■ **Task to carry out**
Transcribe the records verbatim, beginning at the line that contains "menu-separator xyxy=(191,61,192,79)" and stopping after the line that contains "menu-item-advanced[interactable]: Advanced xyxy=(99,85,357,112)".

■ **Listing**
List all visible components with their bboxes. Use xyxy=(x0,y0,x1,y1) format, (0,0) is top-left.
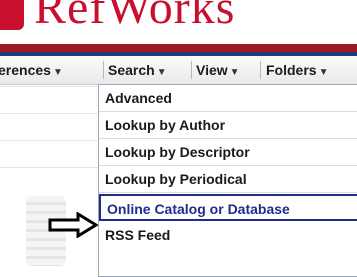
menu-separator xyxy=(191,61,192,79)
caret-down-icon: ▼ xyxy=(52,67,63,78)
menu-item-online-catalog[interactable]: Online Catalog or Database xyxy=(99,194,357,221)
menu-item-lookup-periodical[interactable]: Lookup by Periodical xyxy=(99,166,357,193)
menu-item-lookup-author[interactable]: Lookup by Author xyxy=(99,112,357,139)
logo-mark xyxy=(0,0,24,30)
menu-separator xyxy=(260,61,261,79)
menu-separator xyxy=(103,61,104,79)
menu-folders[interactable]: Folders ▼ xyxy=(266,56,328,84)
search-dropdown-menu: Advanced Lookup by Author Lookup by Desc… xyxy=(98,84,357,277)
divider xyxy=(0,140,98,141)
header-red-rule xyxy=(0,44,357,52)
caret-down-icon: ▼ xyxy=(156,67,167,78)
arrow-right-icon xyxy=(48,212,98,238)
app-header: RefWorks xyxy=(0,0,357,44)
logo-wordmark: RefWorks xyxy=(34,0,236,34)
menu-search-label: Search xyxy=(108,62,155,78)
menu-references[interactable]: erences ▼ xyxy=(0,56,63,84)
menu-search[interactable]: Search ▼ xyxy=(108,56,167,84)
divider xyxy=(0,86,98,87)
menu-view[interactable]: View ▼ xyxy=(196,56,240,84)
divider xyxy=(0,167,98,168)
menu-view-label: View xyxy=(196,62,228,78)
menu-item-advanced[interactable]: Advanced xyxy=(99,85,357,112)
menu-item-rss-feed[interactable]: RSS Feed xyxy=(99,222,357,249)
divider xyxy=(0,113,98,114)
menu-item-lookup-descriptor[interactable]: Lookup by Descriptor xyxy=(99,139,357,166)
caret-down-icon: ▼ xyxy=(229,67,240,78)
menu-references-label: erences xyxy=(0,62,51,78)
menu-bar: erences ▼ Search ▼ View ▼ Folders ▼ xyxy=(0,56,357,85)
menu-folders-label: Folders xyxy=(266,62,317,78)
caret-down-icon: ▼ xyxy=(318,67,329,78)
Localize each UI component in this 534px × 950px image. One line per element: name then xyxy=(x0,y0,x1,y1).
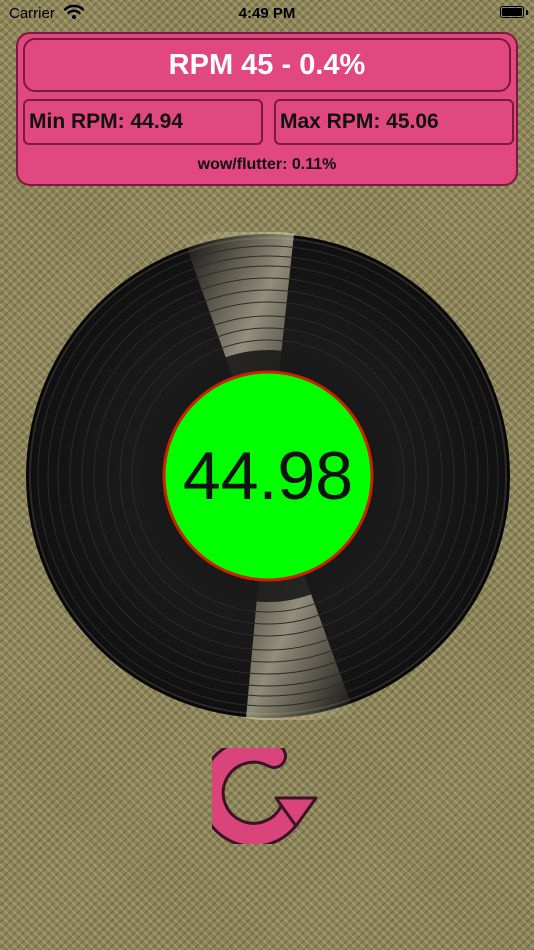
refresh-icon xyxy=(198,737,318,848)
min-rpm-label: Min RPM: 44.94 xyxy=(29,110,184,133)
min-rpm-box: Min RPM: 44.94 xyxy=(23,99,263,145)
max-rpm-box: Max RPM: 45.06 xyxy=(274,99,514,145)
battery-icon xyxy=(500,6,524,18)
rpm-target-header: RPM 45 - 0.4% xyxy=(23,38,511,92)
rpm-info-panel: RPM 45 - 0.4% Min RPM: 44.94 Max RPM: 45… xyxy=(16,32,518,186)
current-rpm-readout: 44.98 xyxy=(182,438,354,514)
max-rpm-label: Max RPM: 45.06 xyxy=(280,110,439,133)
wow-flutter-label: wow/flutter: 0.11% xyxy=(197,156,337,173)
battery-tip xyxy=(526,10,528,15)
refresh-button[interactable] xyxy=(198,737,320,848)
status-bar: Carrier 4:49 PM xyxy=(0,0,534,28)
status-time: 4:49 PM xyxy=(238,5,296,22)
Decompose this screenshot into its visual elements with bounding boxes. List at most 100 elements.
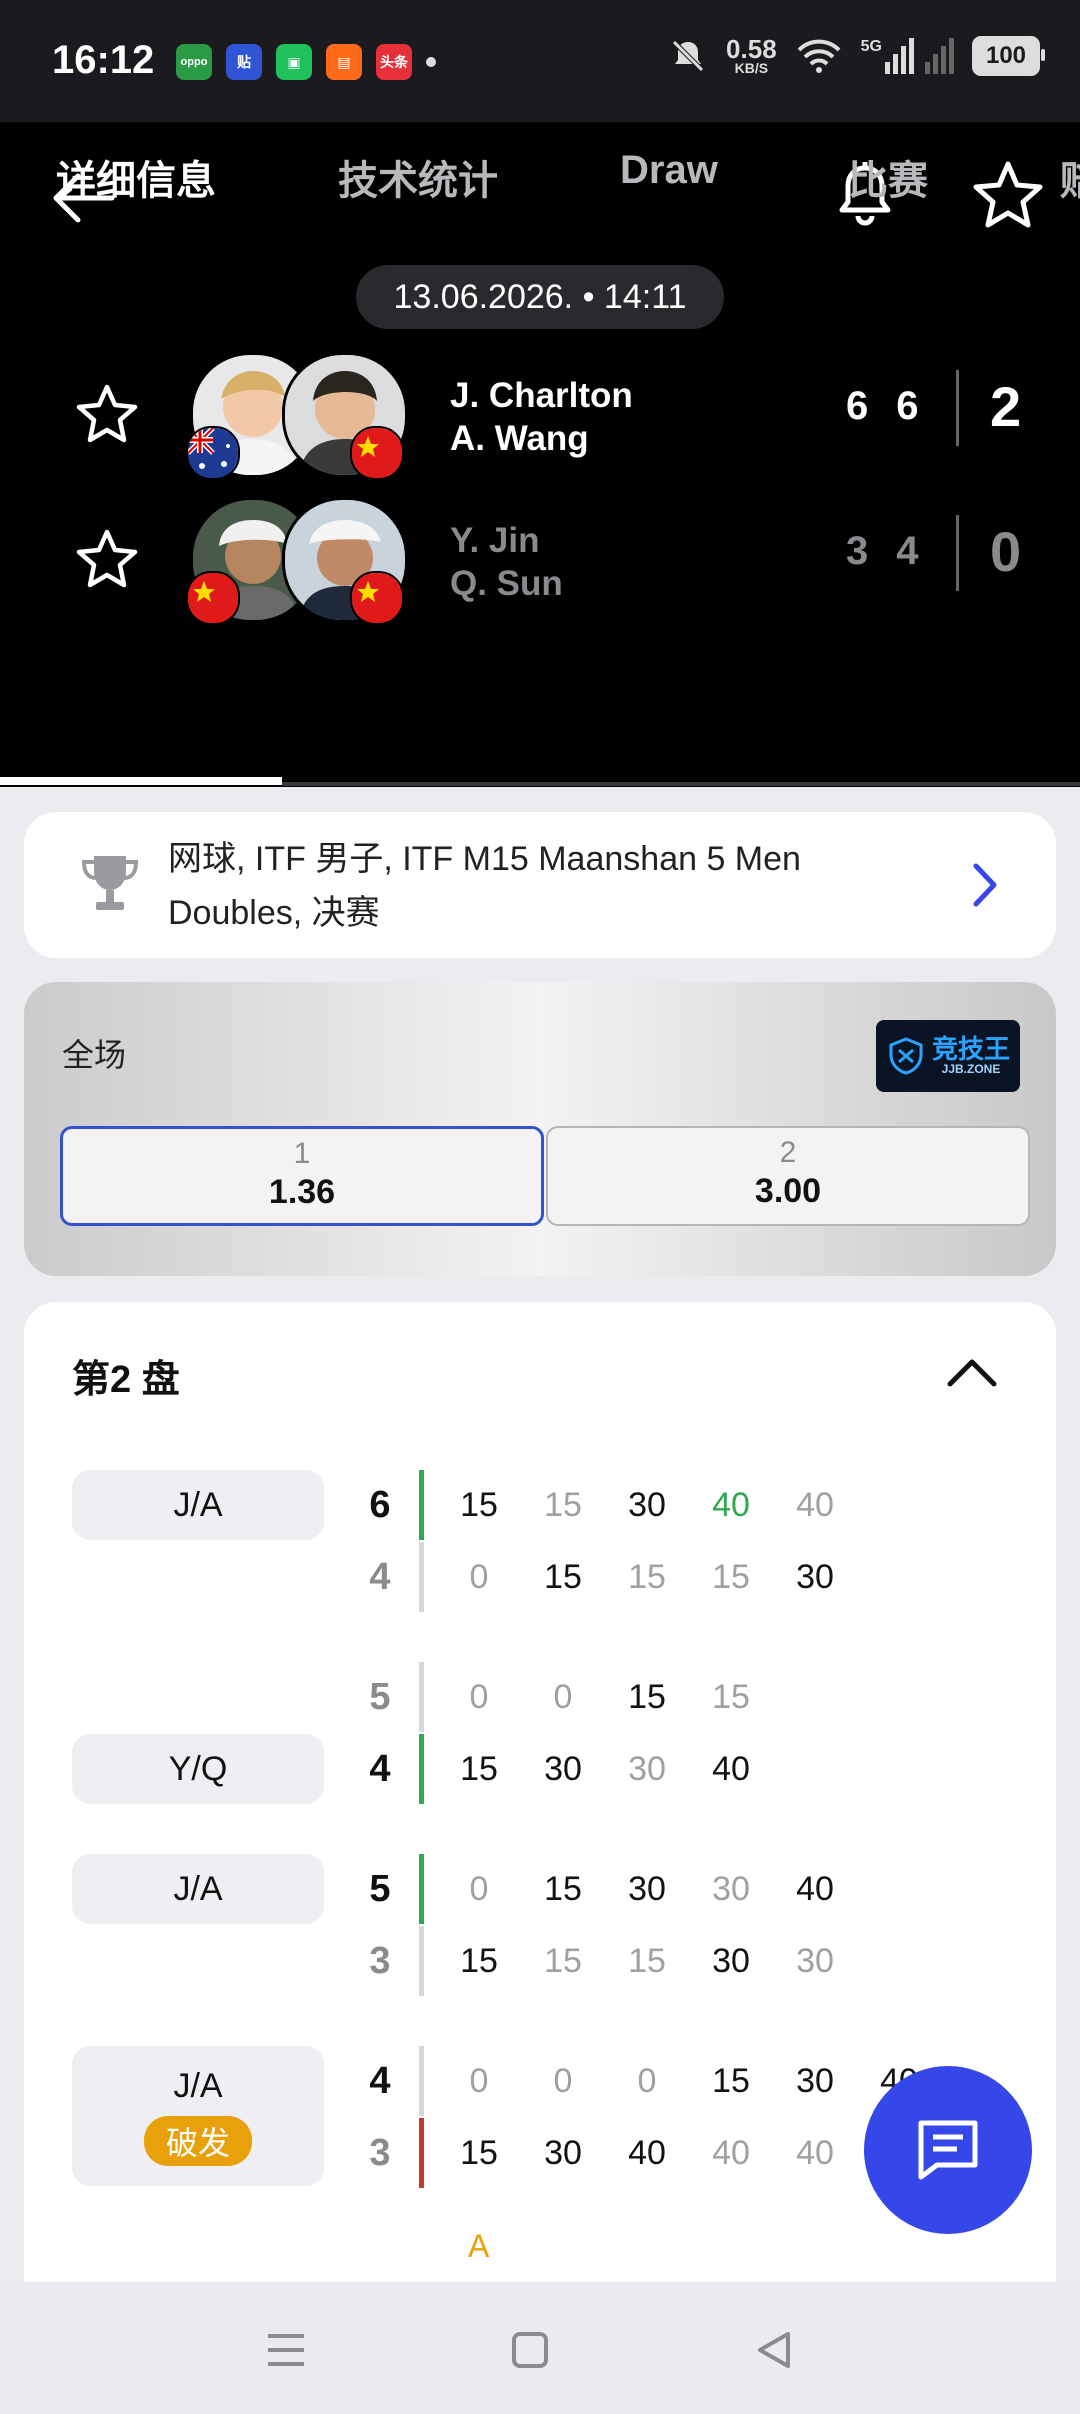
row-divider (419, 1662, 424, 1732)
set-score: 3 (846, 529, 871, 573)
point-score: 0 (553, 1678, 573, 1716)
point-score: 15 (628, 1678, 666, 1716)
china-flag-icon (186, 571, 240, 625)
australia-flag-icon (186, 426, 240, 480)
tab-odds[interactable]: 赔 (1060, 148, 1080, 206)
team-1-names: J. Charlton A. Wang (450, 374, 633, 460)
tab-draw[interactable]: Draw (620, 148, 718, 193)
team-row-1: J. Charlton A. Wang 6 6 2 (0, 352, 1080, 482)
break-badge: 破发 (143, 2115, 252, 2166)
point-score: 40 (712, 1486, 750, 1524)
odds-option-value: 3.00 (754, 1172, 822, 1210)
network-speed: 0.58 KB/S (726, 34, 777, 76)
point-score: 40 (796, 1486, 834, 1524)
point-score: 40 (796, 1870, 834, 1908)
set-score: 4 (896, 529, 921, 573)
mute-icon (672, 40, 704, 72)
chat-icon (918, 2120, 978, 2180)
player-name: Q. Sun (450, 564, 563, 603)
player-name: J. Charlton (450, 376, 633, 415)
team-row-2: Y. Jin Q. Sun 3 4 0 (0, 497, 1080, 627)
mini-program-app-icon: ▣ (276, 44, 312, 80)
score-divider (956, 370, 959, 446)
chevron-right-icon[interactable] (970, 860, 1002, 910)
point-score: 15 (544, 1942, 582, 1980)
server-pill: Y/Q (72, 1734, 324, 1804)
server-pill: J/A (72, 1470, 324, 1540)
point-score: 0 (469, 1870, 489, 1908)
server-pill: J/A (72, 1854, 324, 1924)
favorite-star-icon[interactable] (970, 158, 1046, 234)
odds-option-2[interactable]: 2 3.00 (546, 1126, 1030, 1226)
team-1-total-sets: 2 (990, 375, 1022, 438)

■ **Full output**
menu-separator xyxy=(191,61,192,79)
caret-down-icon: ▼ xyxy=(52,67,63,78)
menu-item-online-catalog[interactable]: Online Catalog or Database xyxy=(99,194,357,221)
menu-item-lookup-periodical[interactable]: Lookup by Periodical xyxy=(99,166,357,193)
menu-item-lookup-author[interactable]: Lookup by Author xyxy=(99,112,357,139)
logo-mark xyxy=(0,0,24,30)
menu-separator xyxy=(260,61,261,79)
menu-separator xyxy=(103,61,104,79)
menu-folders[interactable]: Folders ▼ xyxy=(266,56,328,84)
search-dropdown-menu: Advanced Lookup by Author Lookup by Desc… xyxy=(98,84,357,277)
divider xyxy=(0,140,98,141)
header-red-rule xyxy=(0,44,357,52)
caret-down-icon: ▼ xyxy=(156,67,167,78)
arrow-right-icon xyxy=(48,212,98,238)
app-header: RefWorks xyxy=(0,0,357,44)
logo-wordmark: RefWorks xyxy=(34,0,236,34)
menu-search-label: Search xyxy=(108,62,155,78)
menu-references[interactable]: erences ▼ xyxy=(0,56,63,84)
menu-search[interactable]: Search ▼ xyxy=(108,56,167,84)
divider xyxy=(0,86,98,87)
menu-view[interactable]: View ▼ xyxy=(196,56,240,84)
divider xyxy=(0,167,98,168)
menu-view-label: View xyxy=(196,62,228,78)
menu-item-advanced[interactable]: Advanced xyxy=(99,85,357,112)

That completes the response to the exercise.